__Records drawn from a dataset__

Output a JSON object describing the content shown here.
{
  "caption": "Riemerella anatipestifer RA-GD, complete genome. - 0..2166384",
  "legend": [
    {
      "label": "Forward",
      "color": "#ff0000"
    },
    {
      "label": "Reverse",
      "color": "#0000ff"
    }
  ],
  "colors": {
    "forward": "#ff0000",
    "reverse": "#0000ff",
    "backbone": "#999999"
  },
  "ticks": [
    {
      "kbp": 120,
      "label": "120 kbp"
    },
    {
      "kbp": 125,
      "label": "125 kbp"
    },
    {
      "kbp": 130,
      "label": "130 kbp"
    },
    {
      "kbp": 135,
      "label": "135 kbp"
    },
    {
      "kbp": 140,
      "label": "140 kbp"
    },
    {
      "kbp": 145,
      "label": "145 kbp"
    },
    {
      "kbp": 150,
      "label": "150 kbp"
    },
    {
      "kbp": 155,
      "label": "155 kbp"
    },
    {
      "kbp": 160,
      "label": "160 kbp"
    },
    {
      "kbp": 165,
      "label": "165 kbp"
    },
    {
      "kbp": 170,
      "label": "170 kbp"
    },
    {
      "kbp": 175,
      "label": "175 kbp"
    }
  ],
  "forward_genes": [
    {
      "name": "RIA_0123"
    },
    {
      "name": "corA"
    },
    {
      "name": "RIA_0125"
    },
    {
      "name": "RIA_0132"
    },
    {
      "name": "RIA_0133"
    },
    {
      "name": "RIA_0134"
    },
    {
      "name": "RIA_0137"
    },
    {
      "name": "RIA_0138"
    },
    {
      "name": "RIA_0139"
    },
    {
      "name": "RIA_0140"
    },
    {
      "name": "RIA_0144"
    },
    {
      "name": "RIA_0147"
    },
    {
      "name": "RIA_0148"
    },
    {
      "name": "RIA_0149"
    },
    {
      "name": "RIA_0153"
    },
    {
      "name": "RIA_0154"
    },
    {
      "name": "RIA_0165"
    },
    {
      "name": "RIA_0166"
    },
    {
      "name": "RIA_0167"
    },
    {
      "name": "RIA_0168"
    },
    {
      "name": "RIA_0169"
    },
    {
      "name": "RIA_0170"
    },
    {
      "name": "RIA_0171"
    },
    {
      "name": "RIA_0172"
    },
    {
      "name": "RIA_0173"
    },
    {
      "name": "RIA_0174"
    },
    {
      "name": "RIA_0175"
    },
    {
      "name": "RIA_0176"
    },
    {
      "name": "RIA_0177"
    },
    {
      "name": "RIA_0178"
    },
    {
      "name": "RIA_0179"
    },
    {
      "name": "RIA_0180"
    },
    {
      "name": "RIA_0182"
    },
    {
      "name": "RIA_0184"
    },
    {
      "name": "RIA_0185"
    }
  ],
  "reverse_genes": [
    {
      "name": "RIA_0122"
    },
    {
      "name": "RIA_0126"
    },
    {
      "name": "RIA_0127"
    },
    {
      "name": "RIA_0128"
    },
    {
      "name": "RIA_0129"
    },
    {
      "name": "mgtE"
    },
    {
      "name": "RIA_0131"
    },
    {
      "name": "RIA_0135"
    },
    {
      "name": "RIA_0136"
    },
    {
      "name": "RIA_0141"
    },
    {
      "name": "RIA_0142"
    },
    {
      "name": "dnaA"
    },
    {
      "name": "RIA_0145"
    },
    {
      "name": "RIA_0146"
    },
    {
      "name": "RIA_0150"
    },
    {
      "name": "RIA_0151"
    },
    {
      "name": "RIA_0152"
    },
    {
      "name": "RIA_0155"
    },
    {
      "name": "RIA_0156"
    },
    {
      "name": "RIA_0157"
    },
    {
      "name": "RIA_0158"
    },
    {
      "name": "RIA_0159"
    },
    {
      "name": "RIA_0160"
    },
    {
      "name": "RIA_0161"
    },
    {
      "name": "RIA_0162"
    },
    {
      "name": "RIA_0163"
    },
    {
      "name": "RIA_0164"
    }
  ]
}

__TASK ITEM__
Return every entry exactly as given.

__COMPLETED EXERCISE__
Output a JSON object describing the content shown here.
{
  "caption": "Riemerella anatipestifer RA-GD, complete genome. - 0..2166384",
  "legend": [
    {
      "label": "Forward",
      "color": "#ff0000"
    },
    {
      "label": "Reverse",
      "color": "#0000ff"
    }
  ],
  "colors": {
    "forward": "#ff0000",
    "reverse": "#0000ff",
    "backbone": "#999999"
  },
  "ticks": [
    {
      "kbp": 120,
      "label": "120 kbp"
    },
    {
      "kbp": 125,
      "label": "125 kbp"
    },
    {
      "kbp": 130,
      "label": "130 kbp"
    },
    {
      "kbp": 135,
      "label": "135 kbp"
    },
    {
      "kbp": 140,
      "label": "140 kbp"
    },
    {
      "kbp": 145,
      "label": "145 kbp"
    },
    {
      "kbp": 150,
      "label": "150 kbp"
    },
    {
      "kbp": 155,
      "label": "155 kbp"
    },
    {
      "kbp": 160,
      "label": "160 kbp"
    },
    {
      "kbp": 165,
      "label": "165 kbp"
    },
    {
      "kbp": 170,
      "label": "170 kbp"
    },
    {
      "kbp": 175,
      "label": "175 kbp"
    }
  ],
  "forward_genes": [
    {
      "name": "RIA_0123"
    },
    {
      "name": "corA"
    },
    {
      "name": "RIA_0125"
    },
    {
      "name": "RIA_0132"
    },
    {
      "name": "RIA_0133"
    },
    {
      "name": "RIA_0134"
    },
    {
      "name": "RIA_0137"
    },
    {
      "name": "RIA_0138"
    },
    {
      "name": "RIA_0139"
    },
    {
      "name": "RIA_0140"
    },
    {
      "name": "RIA_0144"
    },
    {
      "name": "RIA_0147"
    },
    {
      "name": "RIA_0148"
    },
    {
      "name": "RIA_0149"
    },
    {
      "name": "RIA_0153"
    },
    {
      "name": "RIA_0154"
    },
    {
      "name": "RIA_0165"
    },
    {
      "name": "RIA_0166"
    },
    {
      "name": "RIA_0167"
    },
    {
      "name": "RIA_0168"
    },
    {
      "name": "RIA_0169"
    },
    {
      "name": "RIA_0170"
    },
    {
      "name": "RIA_0171"
    },
    {
      "name": "RIA_0172"
    },
    {
      "name": "RIA_0173"
    },
    {
      "name": "RIA_0174"
    },
    {
      "name": "RIA_0175"
    },
    {
      "name": "RIA_0176"
    },
    {
      "name": "RIA_0177"
    },
    {
      "name": "RIA_0178"
    },
    {
      "name": "RIA_0179"
    },
    {
      "name": "RIA_0180"
    },
    {
      "name": "RIA_0182"
    },
    {
      "name": "RIA_0184"
    },
    {
      "name": "RIA_0185"
    }
  ],
  "reverse_genes": [
    {
      "name": "RIA_0122"
    },
    {
      "name": "RIA_0126"
    },
    {
      "name": "RIA_0127"
    },
    {
      "name": "RIA_0128"
    },
    {
      "name": "RIA_0129"
    },
    {
      "name": "mgtE"
    },
    {
      "name": "RIA_0131"
    },
    {
      "name": "RIA_0135"
    },
    {
      "name": "RIA_0136"
    },
    {
      "name": "RIA_0141"
    },
    {
      "name": "RIA_0142"
    },
    {
      "name": "dnaA"
    },
    {
      "name": "RIA_0145"
    },
    {
      "name": "RIA_0146"
    },
    {
      "name": "RIA_0150"
    },
    {
      "name": "RIA_0151"
    },
    {
      "name": "RIA_0152"
    },
    {
      "name": "RIA_0155"
    },
    {
      "name": "RIA_0156"
    },
    {
      "name": "RIA_0157"
    },
    {
      "name": "RIA_0158"
    },
    {
      "name": "RIA_0159"
    },
    {
      "name": "RIA_0160"
    },
    {
      "name": "RIA_0161"
    },
    {
      "name": "RIA_0162"
    },
    {
      "name": "RIA_0163"
    },
    {
      "name": "RIA_0164"
    }
  ]
}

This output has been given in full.